### Actions to take
[A] List every person the passage below about the arts building at Overtoom 301 names with both a first and a last name.
[B] Extend the passage below about the arts building at Overtoom 301, picking up right after its last sentence.

It was the summer recess, so the place located at Overtoom 301 was officially closed. But there was plenty going on. Off in a dark corner, a guy with blondish dreads was taking a break from his work to fix a broken door lock. Laughter billowed into the courtyard from the vegan café where jolly resident Richard Williams was crunching numbers at a table inside to make sure the OT stays out of the red. A young woman who works at the print shop was catching some rays in a patch of sunlight that had made its way through the trees. ‘Hello,’ she smiled as I walked past and rolled onto her stomach.

Artists were bustling about in the main building, which overlooks the courtyard. On the first floor, Martijn Rood was overseeing a bookbinding class in his printing workshop. Down the hall, Bob Schoo squinted at his computer screen as he reached the midway point of another 16-hour session of writing code for a local artist’s new website.

Down on the ground floor, Tamuna Chabashuili and Adi Hollander were holding a murmured conversation under a cloud of cigarette smoke with an artist who was pitching his work for their Public Space with a Roof exhibition space. Outside on the balcony OT resident Peter Rutten, who is also half of the terror-beat duo Rotten + Bogoman, took a break to soak up the sun. If the people whose creative lives were focused on this busy centre were worried that things may suddenly come to an end, they were not showing it.

‘Well,’ McLean conceded, ‘the situation at the moment is still a bit unclear.’

When Eerste Hulp Bij Kunst (EHBK) first squatted the place, a former film academy building, it was in bad shape. The local council, Stadsdeel Oud West, was planning to knock it down to build a bicycle path.

‘Yeah, it was a really crazy idea,’ said McLean. ‘They budgeted it at something like €8 million and everybody in the neighbourhood was against it. Particularly because there’s a good bicycle path 50 metres down the road.’ He glanced out the window. ‘You can see it from here.’

It wasn’t hard for EHBK to come up with a better plan for the building. After they had been, presenting non-commercial art and music for one year, the city’s Project Management Bureau named OT301 a broedplaats (‘artistic breeding ground’). Broedplaats Amsterdam, a new project started by the city to fund subcultural initiatives, granted them €770,000 for fire safety repairs and wind and water-resistant renovations.

### Data lines
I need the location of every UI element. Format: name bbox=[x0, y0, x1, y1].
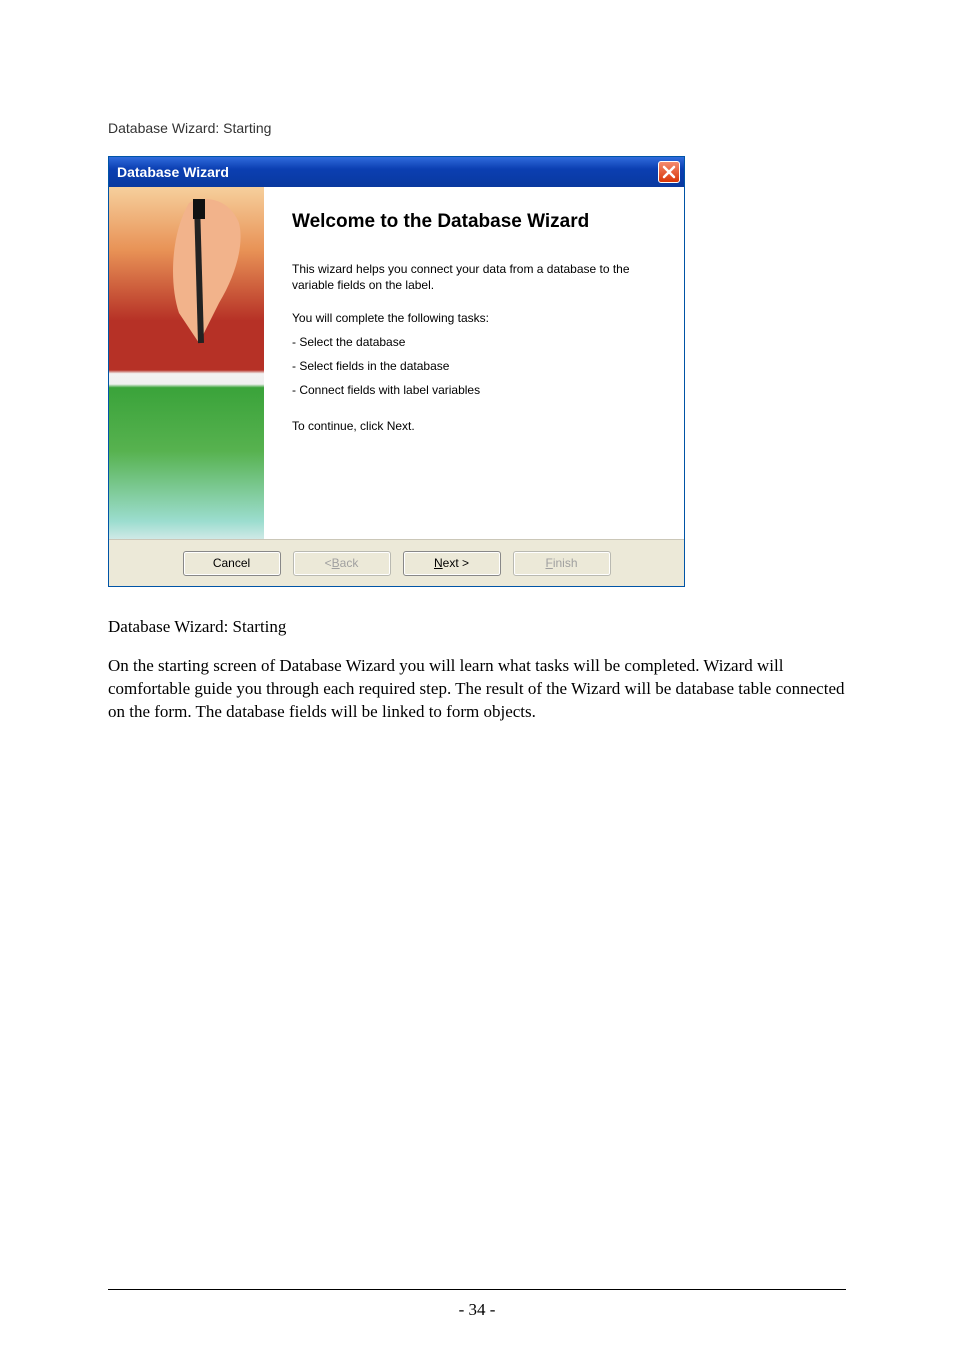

### Answers for this exercise
[A] Richard Williams, Martijn Rood, Bob Schoo, Tamuna Chabashuili, Adi Hollander, Peter Rutten

[B]
This support from the city turned the artists and squatters of EHBK into legal tenants. The Stadsdeel gave them a five-year rental contract at the low price of €15 per square metre per year.  These minimal costs were important in freeing art from commercial interference, and they also enabled the centre to keep ticket prices down, as well as provide low-cost in-house services—such as printing, web design, video production and audio mastering—to artists and non-profit groups.

But those times may be changing. The Stadsdeel’s new contracts include rental fees that at almost double the previous rate. Negotiations between the local council and the OT are still ongoing.

‘They made an evaluation of their costs for maintaining the building,’ said Eric Wuthrich, who has been heading up much of the OT’s negotiation team. ‘That’s where the new rental price comes from. But we’re not convinced that the costs are that high, and we’ve been disappointed with how they handled our money in the past.’

This disappointment began in 2000, after Broedplaats Amsterdam handed over the €770,000 for renovations. Because the council had legal responsibility over the building, the Stadsdeel had full control over the way the money was spent. After the first two years the building was still not up to fire safety standards and the OT was forced to shut down all public facilities in November 2002. The centre remained closed until the spring of 2004 when the renovations were completed.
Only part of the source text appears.